--- Short exercise 1 ---
In the rows below, turn the lines starting with the line containing "copy-button[interactable]: ▾ xyxy=(69,65,87,77)" and going on through the line containing "cell-M341[interactable]: 48 xyxy=(593,516,663,527)" into a numbered list, leaving out any blank lines.

--- Selected passage ---
********
Trevor Yeung and I are speaking about the impulses of art critics. Specifically, their tendency to make meaning legible and straightforward, drawing straight lines between an artist and their identity or influences. These are traps all writers fall into— a context that wraps a work into a neat little bow, a desire for synchronicity between aesthetic expression and emotion. But what to do when an artwork is made from feelings where language can’t keep up?
I’ll do my best: Hong Kong-based artist Trevor Yeung is drawn toward the inexpressible and the unseen, those cloudy undercurrents and emotions that are felt, but are not easily explained. “My work is really focused on…the elephant in the room. It’s in the air, but you can’t talk about it,” says Yeung. “That is the good thing about making art, you are not using language to describe it, but [instead] you’re making a scenario to trigger the audience into certain feelings.”
At first, Yeung’s art career was an extension of his adolescent obsession with plant and fish life. In 2011, his installation, I could be a good boyfriend, involved growing a Venus flytrap under a bell jar. Elsewhere, he placed aquariums onto plinths, and suspended money trees in the air. These works were often described as a comment on relationality, artificiality, and control. And while it’s true that his work orbits around systems and a desire to understand how they work, Yeung’s art also reflects how systems help people to grapple with the ineffable, how desire is enacted through subtle signals and small routines.
********
--- Short exercise 2 ---
In the passage about Trevor Yeung, what did his 2011 installation I could be a good boyfriend involve?
********
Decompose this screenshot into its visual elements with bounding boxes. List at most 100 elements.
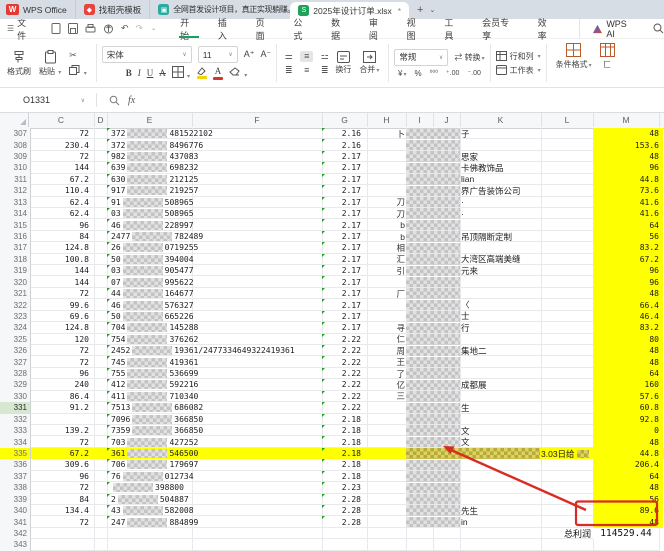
copy-button[interactable]: ▾ xyxy=(69,65,87,77)
name-fragment-left[interactable]: 亿 xyxy=(367,379,405,390)
cell-C316[interactable]: 84 xyxy=(28,231,89,242)
cell-C338[interactable]: 72 xyxy=(28,482,89,493)
name-fragment-right[interactable]: 〈 xyxy=(461,299,581,310)
cell-M341[interactable]: 48 xyxy=(593,516,663,527)
decrease-decimal-button[interactable]: ⁻.00 xyxy=(467,69,480,77)
cell-G331[interactable]: 2.22 xyxy=(322,402,361,413)
name-fragment-left[interactable]: 周 xyxy=(367,345,405,356)
cell-C311[interactable]: 67.2 xyxy=(28,174,89,185)
align-left-icon[interactable]: ≣ xyxy=(282,65,295,76)
worksheet-button[interactable]: 工作表▾ xyxy=(496,65,541,76)
cell-M308[interactable]: 153.6 xyxy=(593,139,663,150)
redo-icon[interactable]: ↷ xyxy=(136,23,144,34)
row-header-312[interactable]: 312 xyxy=(0,185,31,196)
cell-M313[interactable]: 41.6 xyxy=(593,197,663,208)
cell-E326[interactable]: 245219361/2477334649322419361 xyxy=(107,345,322,356)
cell-G312[interactable]: 2.17 xyxy=(322,185,361,196)
row-header-320[interactable]: 320 xyxy=(0,276,31,287)
cell-name-317[interactable] xyxy=(406,242,460,253)
strikethrough-button[interactable]: A xyxy=(159,68,166,78)
cell-name-337[interactable] xyxy=(406,471,460,482)
row-header-332[interactable]: 332 xyxy=(0,414,31,425)
column-header-H[interactable]: H xyxy=(367,113,407,127)
total-profit-value[interactable]: 114529.44 xyxy=(593,528,659,539)
cell-E310[interactable]: 639698232 xyxy=(107,162,322,173)
row-header-336[interactable]: 336 xyxy=(0,459,31,470)
cell-M321[interactable]: 48 xyxy=(593,288,663,299)
cell-G328[interactable]: 2.22 xyxy=(322,368,361,379)
row-header-319[interactable]: 319 xyxy=(0,265,31,276)
cell-G327[interactable]: 2.22 xyxy=(322,356,361,367)
fx-icon[interactable]: fx xyxy=(128,95,135,106)
name-fragment-right[interactable]: 成都展 xyxy=(461,379,581,390)
cell-G330[interactable]: 2.22 xyxy=(322,391,361,402)
cell-G322[interactable]: 2.17 xyxy=(322,299,361,310)
cell-M317[interactable]: 83.2 xyxy=(593,242,663,253)
cell-name-334[interactable] xyxy=(406,436,460,447)
cell-M337[interactable]: 64 xyxy=(593,471,663,482)
name-fragment-left[interactable]: 王 xyxy=(367,356,405,367)
percent-button[interactable]: % xyxy=(414,69,421,78)
cell-M315[interactable]: 64 xyxy=(593,219,663,230)
cell-G325[interactable]: 2.22 xyxy=(322,334,361,345)
cell-M335[interactable]: 44.8 xyxy=(593,448,663,459)
column-header-D[interactable]: D xyxy=(94,113,108,127)
cell-E340[interactable]: 43582008 xyxy=(107,505,322,516)
menu-会员专享[interactable]: 会员专享 xyxy=(472,19,528,38)
cell-C339[interactable]: 84 xyxy=(28,494,89,505)
align-center-icon[interactable]: ≡ xyxy=(300,65,313,76)
wrap-text-button[interactable]: 换行 xyxy=(331,51,355,75)
row-header-314[interactable]: 314 xyxy=(0,208,31,219)
cell-name-330[interactable] xyxy=(406,391,460,402)
cell-E335[interactable]: 361546500 xyxy=(107,448,322,459)
cell-C309[interactable]: 72 xyxy=(28,151,89,162)
cell-name-308[interactable] xyxy=(406,139,460,150)
cell-E327[interactable]: 745419361 xyxy=(107,356,322,367)
column-header-G[interactable]: G xyxy=(322,113,368,127)
cell-E313[interactable]: 91508965 xyxy=(107,197,322,208)
column-header-E[interactable]: E xyxy=(107,113,193,127)
cell-C337[interactable]: 96 xyxy=(28,471,89,482)
merge-cells-button[interactable]: 合并▾ xyxy=(355,51,383,75)
select-all-corner[interactable] xyxy=(0,113,29,127)
convert-button[interactable]: ⇄ 转换▾ xyxy=(454,52,484,63)
name-fragment-left[interactable]: 卜 xyxy=(367,128,405,139)
cell-G323[interactable]: 2.17 xyxy=(322,311,361,322)
cell-name-319[interactable] xyxy=(406,265,460,276)
cell-M312[interactable]: 73.6 xyxy=(593,185,663,196)
cell-E331[interactable]: 7513686082 xyxy=(107,402,322,413)
column-header-L[interactable]: L xyxy=(541,113,594,127)
cell-C335[interactable]: 67.2 xyxy=(28,448,89,459)
cell-name-318[interactable] xyxy=(406,254,460,265)
name-box[interactable]: O1331 ∨ xyxy=(18,91,90,109)
cell-L342[interactable]: 总利润 xyxy=(541,528,593,539)
cell-M339[interactable]: 56 xyxy=(593,494,663,505)
conditional-format-button[interactable]: 条件格式▾ xyxy=(552,43,596,70)
name-fragment-right[interactable]: 元来 xyxy=(461,265,581,276)
name-fragment-right[interactable]: 卡佛教饰品 xyxy=(461,162,581,173)
name-fragment-right[interactable]: 生 xyxy=(461,402,581,413)
cell-M311[interactable]: 44.8 xyxy=(593,174,663,185)
row-header-330[interactable]: 330 xyxy=(0,391,31,402)
align-bottom-icon[interactable]: ⚍ xyxy=(318,51,331,62)
name-fragment-right[interactable]: 界广告装饰公司 xyxy=(461,185,581,196)
row-header-315[interactable]: 315 xyxy=(0,219,31,230)
cell-E316[interactable]: 2477782489 xyxy=(107,231,322,242)
name-fragment-left[interactable]: b xyxy=(367,231,405,242)
cell-name-340[interactable] xyxy=(406,505,460,516)
cell-M336[interactable]: 206.4 xyxy=(593,459,663,470)
cell-M340[interactable]: 89.6 xyxy=(593,505,663,516)
row-header-340[interactable]: 340 xyxy=(0,505,31,516)
cell-C326[interactable]: 72 xyxy=(28,345,89,356)
menu-审阅[interactable]: 审阅 xyxy=(359,19,397,38)
cell-M322[interactable]: 66.4 xyxy=(593,299,663,310)
column-header-I[interactable]: I xyxy=(406,113,434,127)
cell-E332[interactable]: 7096366850 xyxy=(107,414,322,425)
cell-name-341[interactable] xyxy=(406,516,460,527)
fill-color-button[interactable] xyxy=(196,67,207,79)
name-fragment-right[interactable]: 文 xyxy=(461,425,581,436)
wps-ai-button[interactable]: WPS AI xyxy=(579,19,637,39)
row-header-308[interactable]: 308 xyxy=(0,139,31,150)
cell-name-321[interactable] xyxy=(406,288,460,299)
cell-E317[interactable]: 260719255 xyxy=(107,242,322,253)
********
--- Reply 1 ---
1. copy-button[interactable]: ▾ xyxy=(69,65,87,77)
2. name-fragment-left[interactable]: 亿 xyxy=(367,379,405,390)
3. cell-C316[interactable]: 84 xyxy=(28,231,89,242)
4. cell-C338[interactable]: 72 xyxy=(28,482,89,493)
5. name-fragment-right[interactable]: 〈 xyxy=(461,299,581,310)
6. cell-M341[interactable]: 48 xyxy=(593,516,663,527)

--- Reply 2 ---
It involved growing a Venus flytrap under a bell jar.